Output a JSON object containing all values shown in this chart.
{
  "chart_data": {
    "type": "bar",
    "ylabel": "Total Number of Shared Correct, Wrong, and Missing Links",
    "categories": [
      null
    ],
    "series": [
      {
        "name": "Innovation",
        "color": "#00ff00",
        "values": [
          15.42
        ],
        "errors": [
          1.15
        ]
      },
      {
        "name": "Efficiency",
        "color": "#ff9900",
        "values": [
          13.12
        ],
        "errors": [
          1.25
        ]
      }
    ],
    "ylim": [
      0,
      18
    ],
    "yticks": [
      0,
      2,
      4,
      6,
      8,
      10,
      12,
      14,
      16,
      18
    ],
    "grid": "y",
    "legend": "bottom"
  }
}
+-------+
What you need to do:
Copy out each record, keeping every word as it is.

Problem solution:
Output a JSON object containing all values shown in this chart.
{
  "chart_data": {
    "type": "bar",
    "ylabel": "Total Number of Shared Correct, Wrong, and Missing Links",
    "categories": [
      null
    ],
    "series": [
      {
        "name": "Innovation",
        "color": "#00ff00",
        "values": [
          15.42
        ],
        "errors": [
          1.15
        ]
      },
      {
        "name": "Efficiency",
        "color": "#ff9900",
        "values": [
          13.12
        ],
        "errors": [
          1.25
        ]
      }
    ],
    "ylim": [
      0,
      18
    ],
    "yticks": [
      0,
      2,
      4,
      6,
      8,
      10,
      12,
      14,
      16,
      18
    ],
    "grid": "y",
    "legend": "bottom"
  }
}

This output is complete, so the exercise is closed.